[Figure record extracts]
※

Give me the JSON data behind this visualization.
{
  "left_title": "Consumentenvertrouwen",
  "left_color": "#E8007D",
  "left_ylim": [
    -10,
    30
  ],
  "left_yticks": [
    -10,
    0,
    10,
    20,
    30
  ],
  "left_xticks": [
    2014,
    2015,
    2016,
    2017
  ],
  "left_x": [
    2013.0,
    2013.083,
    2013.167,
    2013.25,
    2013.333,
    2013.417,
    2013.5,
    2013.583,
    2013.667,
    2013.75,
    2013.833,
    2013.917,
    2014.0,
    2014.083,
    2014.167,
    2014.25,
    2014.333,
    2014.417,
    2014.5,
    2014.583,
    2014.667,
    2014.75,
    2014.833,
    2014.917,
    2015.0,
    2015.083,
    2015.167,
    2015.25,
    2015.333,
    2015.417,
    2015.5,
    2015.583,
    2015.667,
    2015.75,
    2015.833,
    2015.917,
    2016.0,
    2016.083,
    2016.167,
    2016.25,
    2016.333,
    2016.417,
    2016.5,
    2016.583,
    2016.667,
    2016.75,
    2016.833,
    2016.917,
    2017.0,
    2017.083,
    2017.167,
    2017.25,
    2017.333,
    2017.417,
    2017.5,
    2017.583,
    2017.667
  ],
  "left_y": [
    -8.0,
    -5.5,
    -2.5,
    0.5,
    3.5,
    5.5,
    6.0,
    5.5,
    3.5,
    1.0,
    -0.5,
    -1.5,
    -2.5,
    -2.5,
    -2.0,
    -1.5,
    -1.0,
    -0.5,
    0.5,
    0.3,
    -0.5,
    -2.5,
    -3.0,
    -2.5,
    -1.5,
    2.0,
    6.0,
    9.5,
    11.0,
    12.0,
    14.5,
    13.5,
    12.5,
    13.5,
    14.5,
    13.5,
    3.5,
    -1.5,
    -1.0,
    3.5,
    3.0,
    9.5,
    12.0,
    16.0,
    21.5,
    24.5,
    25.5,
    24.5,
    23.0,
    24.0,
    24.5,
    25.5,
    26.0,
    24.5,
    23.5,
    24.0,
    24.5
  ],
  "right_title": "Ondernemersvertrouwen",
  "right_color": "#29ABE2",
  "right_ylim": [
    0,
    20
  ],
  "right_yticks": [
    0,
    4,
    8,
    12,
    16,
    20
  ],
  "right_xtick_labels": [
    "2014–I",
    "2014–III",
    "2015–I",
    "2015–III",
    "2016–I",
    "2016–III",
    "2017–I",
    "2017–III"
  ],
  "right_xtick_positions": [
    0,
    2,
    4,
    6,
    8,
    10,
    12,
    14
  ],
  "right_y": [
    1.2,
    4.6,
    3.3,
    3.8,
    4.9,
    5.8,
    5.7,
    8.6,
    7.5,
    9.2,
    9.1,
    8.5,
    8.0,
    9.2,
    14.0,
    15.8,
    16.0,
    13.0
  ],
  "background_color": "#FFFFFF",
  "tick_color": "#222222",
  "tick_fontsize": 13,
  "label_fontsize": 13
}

※

■ **What the task asks**
The records above should all be quoted exactly, please.

■ **Solved exercise**
Give me the JSON data behind this visualization.
{
  "left_title": "Consumentenvertrouwen",
  "left_color": "#E8007D",
  "left_ylim": [
    -10,
    30
  ],
  "left_yticks": [
    -10,
    0,
    10,
    20,
    30
  ],
  "left_xticks": [
    2014,
    2015,
    2016,
    2017
  ],
  "left_x": [
    2013.0,
    2013.083,
    2013.167,
    2013.25,
    2013.333,
    2013.417,
    2013.5,
    2013.583,
    2013.667,
    2013.75,
    2013.833,
    2013.917,
    2014.0,
    2014.083,
    2014.167,
    2014.25,
    2014.333,
    2014.417,
    2014.5,
    2014.583,
    2014.667,
    2014.75,
    2014.833,
    2014.917,
    2015.0,
    2015.083,
    2015.167,
    2015.25,
    2015.333,
    2015.417,
    2015.5,
    2015.583,
    2015.667,
    2015.75,
    2015.833,
    2015.917,
    2016.0,
    2016.083,
    2016.167,
    2016.25,
    2016.333,
    2016.417,
    2016.5,
    2016.583,
    2016.667,
    2016.75,
    2016.833,
    2016.917,
    2017.0,
    2017.083,
    2017.167,
    2017.25,
    2017.333,
    2017.417,
    2017.5,
    2017.583,
    2017.667
  ],
  "left_y": [
    -8.0,
    -5.5,
    -2.5,
    0.5,
    3.5,
    5.5,
    6.0,
    5.5,
    3.5,
    1.0,
    -0.5,
    -1.5,
    -2.5,
    -2.5,
    -2.0,
    -1.5,
    -1.0,
    -0.5,
    0.5,
    0.3,
    -0.5,
    -2.5,
    -3.0,
    -2.5,
    -1.5,
    2.0,
    6.0,
    9.5,
    11.0,
    12.0,
    14.5,
    13.5,
    12.5,
    13.5,
    14.5,
    13.5,
    3.5,
    -1.5,
    -1.0,
    3.5,
    3.0,
    9.5,
    12.0,
    16.0,
    21.5,
    24.5,
    25.5,
    24.5,
    23.0,
    24.0,
    24.5,
    25.5,
    26.0,
    24.5,
    23.5,
    24.0,
    24.5
  ],
  "right_title": "Ondernemersvertrouwen",
  "right_color": "#29ABE2",
  "right_ylim": [
    0,
    20
  ],
  "right_yticks": [
    0,
    4,
    8,
    12,
    16,
    20
  ],
  "right_xtick_labels": [
    "2014–I",
    "2014–III",
    "2015–I",
    "2015–III",
    "2016–I",
    "2016–III",
    "2017–I",
    "2017–III"
  ],
  "right_xtick_positions": [
    0,
    2,
    4,
    6,
    8,
    10,
    12,
    14
  ],
  "right_y": [
    1.2,
    4.6,
    3.3,
    3.8,
    4.9,
    5.8,
    5.7,
    8.6,
    7.5,
    9.2,
    9.1,
    8.5,
    8.0,
    9.2,
    14.0,
    15.8,
    16.0,
    13.0
  ],
  "background_color": "#FFFFFF",
  "tick_color": "#222222",
  "tick_fontsize": 13,
  "label_fontsize": 13
}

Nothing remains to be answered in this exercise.